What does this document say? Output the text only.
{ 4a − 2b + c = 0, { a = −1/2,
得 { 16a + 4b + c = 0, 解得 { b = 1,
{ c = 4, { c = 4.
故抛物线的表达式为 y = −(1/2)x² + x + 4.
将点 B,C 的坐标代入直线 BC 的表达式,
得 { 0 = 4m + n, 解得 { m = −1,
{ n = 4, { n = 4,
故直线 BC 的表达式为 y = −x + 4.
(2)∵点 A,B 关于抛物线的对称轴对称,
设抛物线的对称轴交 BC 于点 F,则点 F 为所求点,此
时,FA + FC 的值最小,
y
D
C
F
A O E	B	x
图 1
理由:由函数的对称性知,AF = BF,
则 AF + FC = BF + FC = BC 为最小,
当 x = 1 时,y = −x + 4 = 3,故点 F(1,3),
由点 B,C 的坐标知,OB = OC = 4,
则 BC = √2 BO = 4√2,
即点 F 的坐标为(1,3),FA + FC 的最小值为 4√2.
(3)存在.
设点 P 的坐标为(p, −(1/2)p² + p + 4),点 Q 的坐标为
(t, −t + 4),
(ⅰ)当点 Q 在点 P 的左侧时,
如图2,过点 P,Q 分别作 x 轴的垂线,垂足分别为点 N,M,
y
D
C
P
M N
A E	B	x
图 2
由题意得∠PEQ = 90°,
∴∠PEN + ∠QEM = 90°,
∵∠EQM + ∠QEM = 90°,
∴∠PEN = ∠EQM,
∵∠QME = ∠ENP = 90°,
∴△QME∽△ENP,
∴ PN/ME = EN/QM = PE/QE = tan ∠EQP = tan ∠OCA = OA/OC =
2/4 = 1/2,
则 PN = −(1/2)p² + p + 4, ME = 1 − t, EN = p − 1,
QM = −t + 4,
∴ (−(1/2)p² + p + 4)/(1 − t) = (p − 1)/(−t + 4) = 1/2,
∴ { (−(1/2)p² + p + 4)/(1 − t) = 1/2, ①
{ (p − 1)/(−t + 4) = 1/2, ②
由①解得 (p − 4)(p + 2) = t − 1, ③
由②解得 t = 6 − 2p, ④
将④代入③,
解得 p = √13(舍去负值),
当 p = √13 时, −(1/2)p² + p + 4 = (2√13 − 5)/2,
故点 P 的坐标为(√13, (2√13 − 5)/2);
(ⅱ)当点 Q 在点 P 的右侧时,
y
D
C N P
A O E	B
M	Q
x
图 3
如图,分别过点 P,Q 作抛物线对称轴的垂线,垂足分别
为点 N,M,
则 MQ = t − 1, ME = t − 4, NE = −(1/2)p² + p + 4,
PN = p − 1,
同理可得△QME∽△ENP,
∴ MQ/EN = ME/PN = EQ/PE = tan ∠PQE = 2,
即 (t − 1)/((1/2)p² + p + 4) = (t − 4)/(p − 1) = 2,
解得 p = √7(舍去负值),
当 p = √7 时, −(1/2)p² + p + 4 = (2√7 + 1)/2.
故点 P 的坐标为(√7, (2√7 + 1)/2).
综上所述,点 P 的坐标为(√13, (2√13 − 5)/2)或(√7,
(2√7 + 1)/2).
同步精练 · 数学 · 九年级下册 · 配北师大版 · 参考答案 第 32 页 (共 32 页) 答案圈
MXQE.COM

Exercise aim:
Find all lines with "的坐标为" in them and copy each one.

Worked solution:
即点 F 的坐标为(1,3),FA + FC 的最小值为 4√2.
设点 P 的坐标为(p, −(1/2)p² + p + 4),点 Q 的坐标为
故点 P 的坐标为(√13, (2√13 − 5)/2);
故点 P 的坐标为(√7, (2√7 + 1)/2).
综上所述,点 P 的坐标为(√13, (2√13 − 5)/2)或(√7,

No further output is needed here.